### Set task:
Return the material word for word. Do not include pictures.

Stored records

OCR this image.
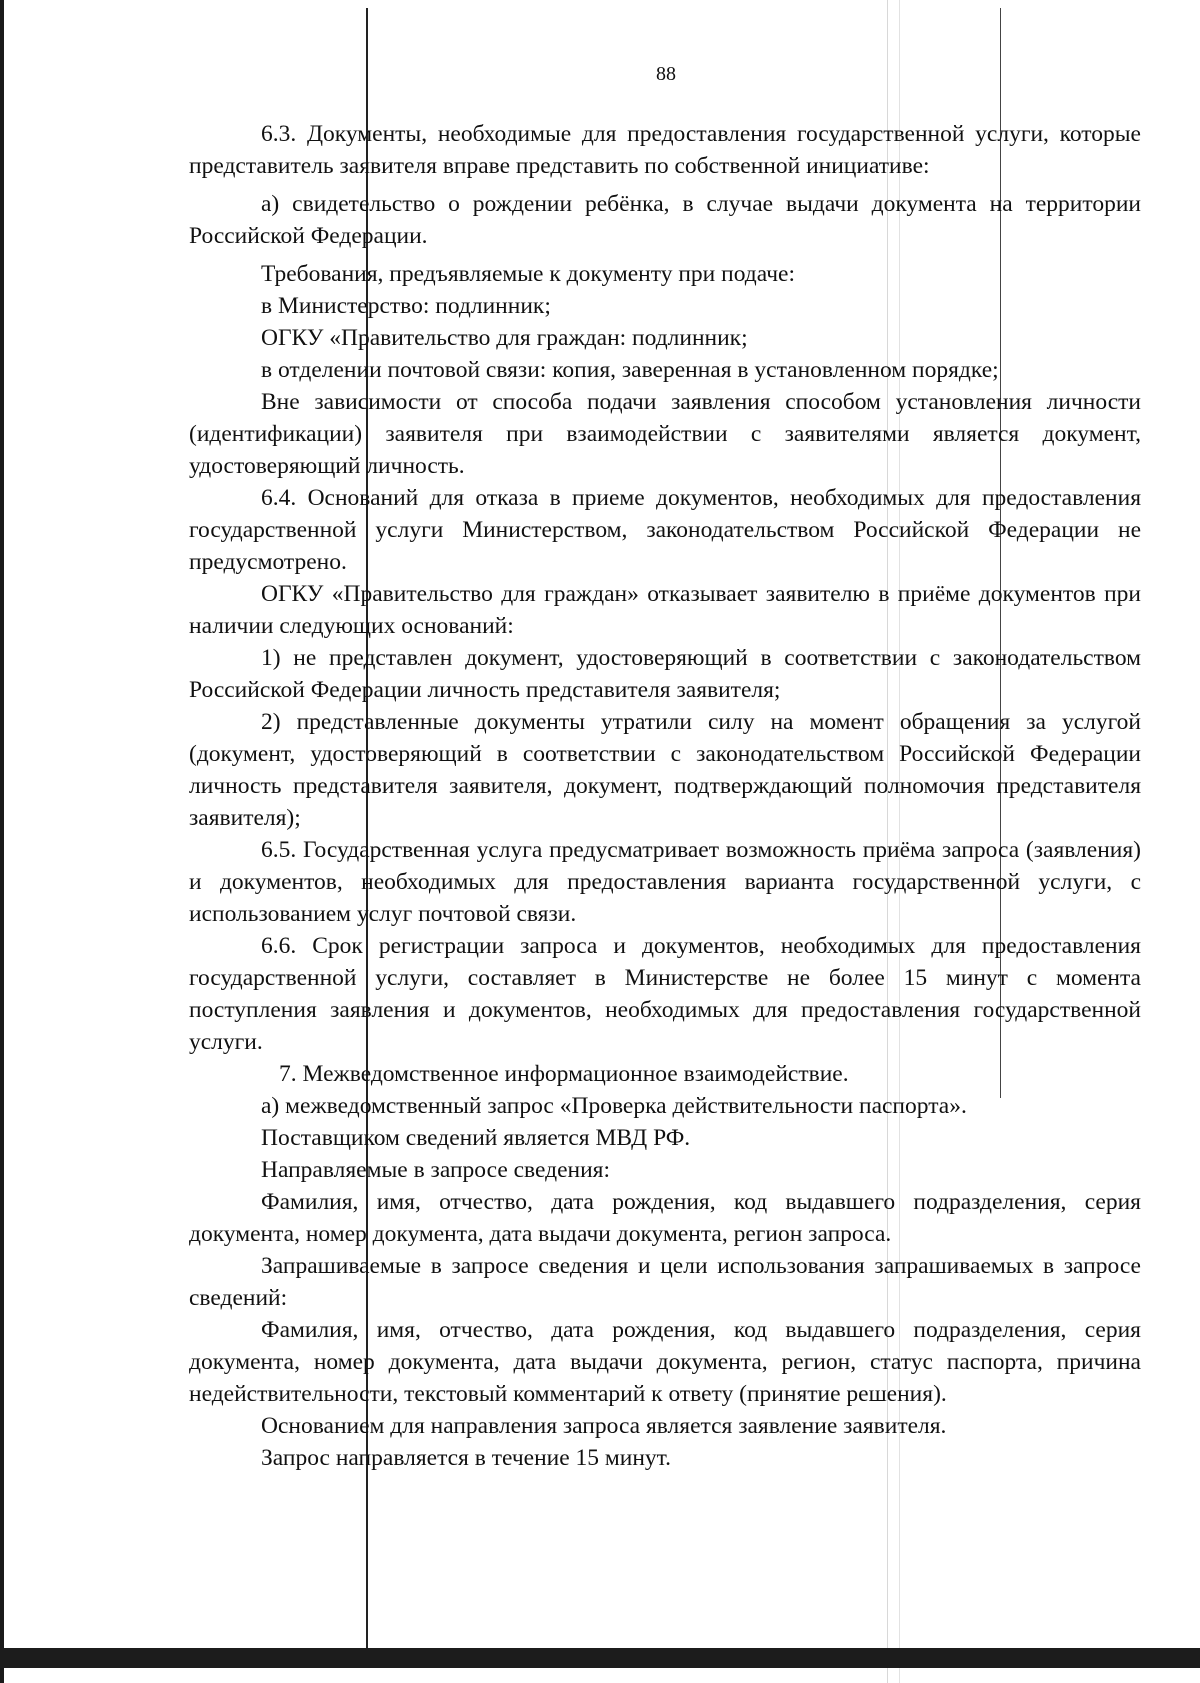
88

6.3. Документы, необходимые для предоставления государственной услуги, которые представитель заявителя вправе представить по собственной инициативе:

а) свидетельство о рождении ребёнка, в случае выдачи документа на территории Российской Федерации.

Требования, предъявляемые к документу при подаче:

в Министерство: подлинник;

ОГКУ «Правительство для граждан: подлинник;

в отделении почтовой связи: копия, заверенная в установленном порядке;

Вне зависимости от способа подачи заявления способом установления личности (идентификации) заявителя при взаимодействии с заявителями является документ, удостоверяющий личность.

6.4. Оснований для отказа в приеме документов, необходимых для предоставления государственной услуги Министерством, законодательством Российской Федерации не предусмотрено.

ОГКУ «Правительство для граждан» отказывает заявителю в приёме документов при наличии следующих оснований:

1) не представлен документ, удостоверяющий в соответствии с законодательством Российской Федерации личность представителя заявителя;

2) представленные документы утратили силу на момент обращения за услугой (документ, удостоверяющий в соответствии с законодательством Российской Федерации личность представителя заявителя, документ, подтверждающий полномочия представителя заявителя);

6.5. Государственная услуга предусматривает возможность приёма запроса (заявления) и документов, необходимых для предоставления варианта государственной услуги, с использованием услуг почтовой связи.

6.6. Срок регистрации запроса и документов, необходимых для предоставления государственной услуги, составляет в Министерстве не более 15 минут с момента поступления заявления и документов, необходимых для предоставления государственной услуги.

7. Межведомственное информационное взаимодействие.

а) межведомственный запрос «Проверка действительности паспорта».

Поставщиком сведений является МВД РФ.

Направляемые в запросе сведения:

Фамилия, имя, отчество, дата рождения, код выдавшего подразделения, серия документа, номер документа, дата выдачи документа, регион запроса.

Запрашиваемые в запросе сведения и цели использования запрашиваемых в запросе сведений:

Фамилия, имя, отчество, дата рождения, код выдавшего подразделения, серия документа, номер документа, дата выдачи документа, регион, статус паспорта, причина недействительности, текстовый комментарий к ответу (принятие решения).

Основанием для направления запроса является заявление заявителя.

Запрос направляется в течение 15 минут.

### Expected answer:
OCR this image.
88

6.3. Документы, необходимые для предоставления государственной услуги, которые представитель заявителя вправе представить по собственной инициативе:

а) свидетельство о рождении ребёнка, в случае выдачи документа на территории Российской Федерации.

Требования, предъявляемые к документу при подаче:

в Министерство: подлинник;

ОГКУ «Правительство для граждан: подлинник;

в отделении почтовой связи: копия, заверенная в установленном порядке;

Вне зависимости от способа подачи заявления способом установления личности (идентификации) заявителя при взаимодействии с заявителями является документ, удостоверяющий личность.

6.4. Оснований для отказа в приеме документов, необходимых для предоставления государственной услуги Министерством, законодательством Российской Федерации не предусмотрено.

ОГКУ «Правительство для граждан» отказывает заявителю в приёме документов при наличии следующих оснований:

1) не представлен документ, удостоверяющий в соответствии с законодательством Российской Федерации личность представителя заявителя;

2) представленные документы утратили силу на момент обращения за услугой (документ, удостоверяющий в соответствии с законодательством Российской Федерации личность представителя заявителя, документ, подтверждающий полномочия представителя заявителя);

6.5. Государственная услуга предусматривает возможность приёма запроса (заявления) и документов, необходимых для предоставления варианта государственной услуги, с использованием услуг почтовой связи.

6.6. Срок регистрации запроса и документов, необходимых для предоставления государственной услуги, составляет в Министерстве не более 15 минут с момента поступления заявления и документов, необходимых для предоставления государственной услуги.

7. Межведомственное информационное взаимодействие.

а) межведомственный запрос «Проверка действительности паспорта».

Поставщиком сведений является МВД РФ.

Направляемые в запросе сведения:

Фамилия, имя, отчество, дата рождения, код выдавшего подразделения, серия документа, номер документа, дата выдачи документа, регион запроса.

Запрашиваемые в запросе сведения и цели использования запрашиваемых в запросе сведений:

Фамилия, имя, отчество, дата рождения, код выдавшего подразделения, серия документа, номер документа, дата выдачи документа, регион, статус паспорта, причина недействительности, текстовый комментарий к ответу (принятие решения).

Основанием для направления запроса является заявление заявителя.

Запрос направляется в течение 15 минут.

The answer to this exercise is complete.